INFORMATION SHOWN:
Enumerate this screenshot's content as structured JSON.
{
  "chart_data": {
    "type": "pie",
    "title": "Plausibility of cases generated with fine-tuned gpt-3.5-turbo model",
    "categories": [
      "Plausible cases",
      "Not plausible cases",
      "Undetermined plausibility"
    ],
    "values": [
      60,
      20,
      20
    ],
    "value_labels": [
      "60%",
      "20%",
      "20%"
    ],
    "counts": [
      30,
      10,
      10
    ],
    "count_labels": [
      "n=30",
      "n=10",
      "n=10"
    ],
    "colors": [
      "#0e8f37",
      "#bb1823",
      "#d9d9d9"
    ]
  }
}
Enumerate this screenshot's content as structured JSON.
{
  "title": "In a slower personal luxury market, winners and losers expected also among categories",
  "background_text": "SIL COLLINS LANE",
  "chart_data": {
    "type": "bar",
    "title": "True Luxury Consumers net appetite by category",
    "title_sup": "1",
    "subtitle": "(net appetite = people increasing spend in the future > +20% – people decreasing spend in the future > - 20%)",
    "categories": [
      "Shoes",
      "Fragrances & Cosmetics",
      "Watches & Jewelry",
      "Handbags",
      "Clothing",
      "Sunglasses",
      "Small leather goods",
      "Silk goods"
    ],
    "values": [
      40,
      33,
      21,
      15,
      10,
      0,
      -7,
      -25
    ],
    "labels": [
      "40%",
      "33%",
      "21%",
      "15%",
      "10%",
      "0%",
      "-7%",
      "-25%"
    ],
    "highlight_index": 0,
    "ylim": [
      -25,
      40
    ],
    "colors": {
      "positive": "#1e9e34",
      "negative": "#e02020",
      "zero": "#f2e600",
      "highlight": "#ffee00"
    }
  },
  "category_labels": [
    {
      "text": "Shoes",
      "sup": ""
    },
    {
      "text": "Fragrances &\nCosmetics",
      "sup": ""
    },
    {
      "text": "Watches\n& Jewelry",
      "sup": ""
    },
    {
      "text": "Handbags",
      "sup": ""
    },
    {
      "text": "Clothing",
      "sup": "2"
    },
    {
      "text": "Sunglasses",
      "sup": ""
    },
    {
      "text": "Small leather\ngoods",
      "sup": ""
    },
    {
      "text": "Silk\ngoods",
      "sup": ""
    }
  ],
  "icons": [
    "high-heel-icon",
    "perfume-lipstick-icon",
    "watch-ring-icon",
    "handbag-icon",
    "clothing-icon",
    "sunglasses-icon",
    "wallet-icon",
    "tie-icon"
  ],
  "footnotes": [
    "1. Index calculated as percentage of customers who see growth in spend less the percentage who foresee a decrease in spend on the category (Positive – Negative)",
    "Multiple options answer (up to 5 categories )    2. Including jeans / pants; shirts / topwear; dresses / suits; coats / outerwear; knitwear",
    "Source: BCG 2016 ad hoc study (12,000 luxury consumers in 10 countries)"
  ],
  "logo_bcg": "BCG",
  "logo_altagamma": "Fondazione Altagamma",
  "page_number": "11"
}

WHAT YOU WILL DO:
Set down all of the entries exactly, please.

ANSWER FOR THIS EXERCISE:
Enumerate this screenshot's content as structured JSON.
{
  "chart_data": {
    "type": "pie",
    "title": "Plausibility of cases generated with fine-tuned gpt-3.5-turbo model",
    "categories": [
      "Plausible cases",
      "Not plausible cases",
      "Undetermined plausibility"
    ],
    "values": [
      60,
      20,
      20
    ],
    "value_labels": [
      "60%",
      "20%",
      "20%"
    ],
    "counts": [
      30,
      10,
      10
    ],
    "count_labels": [
      "n=30",
      "n=10",
      "n=10"
    ],
    "colors": [
      "#0e8f37",
      "#bb1823",
      "#d9d9d9"
    ]
  }
}
Enumerate this screenshot's content as structured JSON.
{
  "title": "In a slower personal luxury market, winners and losers expected also among categories",
  "background_text": "SIL COLLINS LANE",
  "chart_data": {
    "type": "bar",
    "title": "True Luxury Consumers net appetite by category",
    "title_sup": "1",
    "subtitle": "(net appetite = people increasing spend in the future > +20% – people decreasing spend in the future > - 20%)",
    "categories": [
      "Shoes",
      "Fragrances & Cosmetics",
      "Watches & Jewelry",
      "Handbags",
      "Clothing",
      "Sunglasses",
      "Small leather goods",
      "Silk goods"
    ],
    "values": [
      40,
      33,
      21,
      15,
      10,
      0,
      -7,
      -25
    ],
    "labels": [
      "40%",
      "33%",
      "21%",
      "15%",
      "10%",
      "0%",
      "-7%",
      "-25%"
    ],
    "highlight_index": 0,
    "ylim": [
      -25,
      40
    ],
    "colors": {
      "positive": "#1e9e34",
      "negative": "#e02020",
      "zero": "#f2e600",
      "highlight": "#ffee00"
    }
  },
  "category_labels": [
    {
      "text": "Shoes",
      "sup": ""
    },
    {
      "text": "Fragrances &\nCosmetics",
      "sup": ""
    },
    {
      "text": "Watches\n& Jewelry",
      "sup": ""
    },
    {
      "text": "Handbags",
      "sup": ""
    },
    {
      "text": "Clothing",
      "sup": "2"
    },
    {
      "text": "Sunglasses",
      "sup": ""
    },
    {
      "text": "Small leather\ngoods",
      "sup": ""
    },
    {
      "text": "Silk\ngoods",
      "sup": ""
    }
  ],
  "icons": [
    "high-heel-icon",
    "perfume-lipstick-icon",
    "watch-ring-icon",
    "handbag-icon",
    "clothing-icon",
    "sunglasses-icon",
    "wallet-icon",
    "tie-icon"
  ],
  "footnotes": [
    "1. Index calculated as percentage of customers who see growth in spend less the percentage who foresee a decrease in spend on the category (Positive – Negative)",
    "Multiple options answer (up to 5 categories )    2. Including jeans / pants; shirts / topwear; dresses / suits; coats / outerwear; knitwear",
    "Source: BCG 2016 ad hoc study (12,000 luxury consumers in 10 countries)"
  ],
  "logo_bcg": "BCG",
  "logo_altagamma": "Fondazione Altagamma",
  "page_number": "11"
}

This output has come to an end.